##### Information supplied

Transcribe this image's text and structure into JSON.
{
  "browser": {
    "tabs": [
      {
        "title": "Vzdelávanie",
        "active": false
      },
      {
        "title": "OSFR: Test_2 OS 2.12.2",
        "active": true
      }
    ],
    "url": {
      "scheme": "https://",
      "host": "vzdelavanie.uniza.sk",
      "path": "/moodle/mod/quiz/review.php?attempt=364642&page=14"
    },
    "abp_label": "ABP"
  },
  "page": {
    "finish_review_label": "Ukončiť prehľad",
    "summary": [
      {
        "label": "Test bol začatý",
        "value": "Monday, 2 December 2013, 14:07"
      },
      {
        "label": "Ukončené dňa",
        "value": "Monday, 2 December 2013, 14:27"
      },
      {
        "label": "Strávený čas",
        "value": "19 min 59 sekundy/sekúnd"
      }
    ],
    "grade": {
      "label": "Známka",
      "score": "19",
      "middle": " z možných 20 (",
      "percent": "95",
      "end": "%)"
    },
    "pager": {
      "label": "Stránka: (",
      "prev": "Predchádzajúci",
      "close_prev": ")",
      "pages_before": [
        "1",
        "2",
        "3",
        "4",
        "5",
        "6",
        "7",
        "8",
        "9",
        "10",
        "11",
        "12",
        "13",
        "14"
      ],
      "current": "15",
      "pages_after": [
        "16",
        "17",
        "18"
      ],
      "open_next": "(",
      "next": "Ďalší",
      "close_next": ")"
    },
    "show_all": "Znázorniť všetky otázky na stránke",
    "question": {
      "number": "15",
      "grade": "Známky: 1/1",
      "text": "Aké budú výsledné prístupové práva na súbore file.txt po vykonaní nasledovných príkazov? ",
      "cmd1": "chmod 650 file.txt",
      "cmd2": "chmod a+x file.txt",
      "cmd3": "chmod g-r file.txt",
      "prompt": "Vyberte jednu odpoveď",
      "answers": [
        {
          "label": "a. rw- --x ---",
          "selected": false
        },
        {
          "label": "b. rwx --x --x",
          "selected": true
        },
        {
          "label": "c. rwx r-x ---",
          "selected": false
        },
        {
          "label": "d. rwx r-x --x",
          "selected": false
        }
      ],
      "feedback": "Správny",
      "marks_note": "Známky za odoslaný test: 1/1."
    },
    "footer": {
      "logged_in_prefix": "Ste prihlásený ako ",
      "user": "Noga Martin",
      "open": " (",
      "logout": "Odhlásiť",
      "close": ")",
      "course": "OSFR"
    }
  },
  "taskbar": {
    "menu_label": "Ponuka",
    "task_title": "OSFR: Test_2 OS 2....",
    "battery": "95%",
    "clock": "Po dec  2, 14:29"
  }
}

##########

#### Set problem:
Nothing should be changed: write out all of the data as is.

#### Output for this task:
Transcribe this image's text and structure into JSON.
{
  "browser": {
    "tabs": [
      {
        "title": "Vzdelávanie",
        "active": false
      },
      {
        "title": "OSFR: Test_2 OS 2.12.2",
        "active": true
      }
    ],
    "url": {
      "scheme": "https://",
      "host": "vzdelavanie.uniza.sk",
      "path": "/moodle/mod/quiz/review.php?attempt=364642&page=14"
    },
    "abp_label": "ABP"
  },
  "page": {
    "finish_review_label": "Ukončiť prehľad",
    "summary": [
      {
        "label": "Test bol začatý",
        "value": "Monday, 2 December 2013, 14:07"
      },
      {
        "label": "Ukončené dňa",
        "value": "Monday, 2 December 2013, 14:27"
      },
      {
        "label": "Strávený čas",
        "value": "19 min 59 sekundy/sekúnd"
      }
    ],
    "grade": {
      "label": "Známka",
      "score": "19",
      "middle": " z možných 20 (",
      "percent": "95",
      "end": "%)"
    },
    "pager": {
      "label": "Stránka: (",
      "prev": "Predchádzajúci",
      "close_prev": ")",
      "pages_before": [
        "1",
        "2",
        "3",
        "4",
        "5",
        "6",
        "7",
        "8",
        "9",
        "10",
        "11",
        "12",
        "13",
        "14"
      ],
      "current": "15",
      "pages_after": [
        "16",
        "17",
        "18"
      ],
      "open_next": "(",
      "next": "Ďalší",
      "close_next": ")"
    },
    "show_all": "Znázorniť všetky otázky na stránke",
    "question": {
      "number": "15",
      "grade": "Známky: 1/1",
      "text": "Aké budú výsledné prístupové práva na súbore file.txt po vykonaní nasledovných príkazov? ",
      "cmd1": "chmod 650 file.txt",
      "cmd2": "chmod a+x file.txt",
      "cmd3": "chmod g-r file.txt",
      "prompt": "Vyberte jednu odpoveď",
      "answers": [
        {
          "label": "a. rw- --x ---",
          "selected": false
        },
        {
          "label": "b. rwx --x --x",
          "selected": true
        },
        {
          "label": "c. rwx r-x ---",
          "selected": false
        },
        {
          "label": "d. rwx r-x --x",
          "selected": false
        }
      ],
      "feedback": "Správny",
      "marks_note": "Známky za odoslaný test: 1/1."
    },
    "footer": {
      "logged_in_prefix": "Ste prihlásený ako ",
      "user": "Noga Martin",
      "open": " (",
      "logout": "Odhlásiť",
      "close": ")",
      "course": "OSFR"
    }
  },
  "taskbar": {
    "menu_label": "Ponuka",
    "task_title": "OSFR: Test_2 OS 2....",
    "battery": "95%",
    "clock": "Po dec  2, 14:29"
  }
}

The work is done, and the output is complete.